◆ Given exercise:
Copy the material below line for line, without changing anything.

++++++++

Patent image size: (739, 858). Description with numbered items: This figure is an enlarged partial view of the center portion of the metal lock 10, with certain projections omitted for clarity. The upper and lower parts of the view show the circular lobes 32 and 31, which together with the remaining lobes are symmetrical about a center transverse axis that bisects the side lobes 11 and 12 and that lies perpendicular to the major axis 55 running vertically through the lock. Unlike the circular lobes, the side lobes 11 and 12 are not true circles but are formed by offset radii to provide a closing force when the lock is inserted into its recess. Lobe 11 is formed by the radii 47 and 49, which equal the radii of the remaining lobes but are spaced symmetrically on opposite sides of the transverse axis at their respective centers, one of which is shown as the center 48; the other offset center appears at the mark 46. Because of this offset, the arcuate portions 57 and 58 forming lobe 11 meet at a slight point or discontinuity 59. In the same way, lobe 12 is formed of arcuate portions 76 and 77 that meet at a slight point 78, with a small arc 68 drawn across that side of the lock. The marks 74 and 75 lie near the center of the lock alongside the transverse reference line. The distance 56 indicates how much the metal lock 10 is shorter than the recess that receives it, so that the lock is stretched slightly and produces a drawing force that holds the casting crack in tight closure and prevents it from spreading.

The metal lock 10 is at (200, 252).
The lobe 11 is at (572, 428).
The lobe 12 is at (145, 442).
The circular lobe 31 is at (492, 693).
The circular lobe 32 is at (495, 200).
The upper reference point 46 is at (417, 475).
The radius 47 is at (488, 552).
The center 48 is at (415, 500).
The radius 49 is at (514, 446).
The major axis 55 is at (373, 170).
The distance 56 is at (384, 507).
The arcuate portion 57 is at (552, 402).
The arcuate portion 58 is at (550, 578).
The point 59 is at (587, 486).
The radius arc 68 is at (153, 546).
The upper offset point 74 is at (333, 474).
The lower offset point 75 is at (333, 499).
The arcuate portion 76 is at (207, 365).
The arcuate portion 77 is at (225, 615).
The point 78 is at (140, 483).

++++++++

◆ Written answer:
Patent image size: (739, 858). Description with numbered items: This figure is an enlarged partial view of the center portion of the metal lock 10, with certain projections omitted for clarity. The upper and lower parts of the view show the circular lobes 32 and 31, which together with the remaining lobes are symmetrical about a center transverse axis that bisects the side lobes 11 and 12 and that lies perpendicular to the major axis 55 running vertically through the lock. Unlike the circular lobes, the side lobes 11 and 12 are not true circles but are formed by offset radii to provide a closing force when the lock is inserted into its recess. Lobe 11 is formed by the radii 47 and 49, which equal the radii of the remaining lobes but are spaced symmetrically on opposite sides of the transverse axis at their respective centers, one of which is shown as the center 48; the other offset center appears at the mark 46. Because of this offset, the arcuate portions 57 and 58 forming lobe 11 meet at a slight point or discontinuity 59. In the same way, lobe 12 is formed of arcuate portions 76 and 77 that meet at a slight point 78, with a small arc 68 drawn across that side of the lock. The marks 74 and 75 lie near the center of the lock alongside the transverse reference line. The distance 56 indicates how much the metal lock 10 is shorter than the recess that receives it, so that the lock is stretched slightly and produces a drawing force that holds the casting crack in tight closure and prevents it from spreading.

The metal lock 10 is at (200, 252).
The lobe 11 is at (572, 428).
The lobe 12 is at (145, 442).
The circular lobe 31 is at (492, 693).
The circular lobe 32 is at (495, 200).
The upper reference point 46 is at (417, 475).
The radius 47 is at (488, 552).
The center 48 is at (415, 500).
The radius 49 is at (514, 446).
The major axis 55 is at (373, 170).
The distance 56 is at (384, 507).
The arcuate portion 57 is at (552, 402).
The arcuate portion 58 is at (550, 578).
The point 59 is at (587, 486).
The radius arc 68 is at (153, 546).
The upper offset point 74 is at (333, 474).
The lower offset point 75 is at (333, 499).
The arcuate portion 76 is at (207, 365).
The arcuate portion 77 is at (225, 615).
The point 78 is at (140, 483).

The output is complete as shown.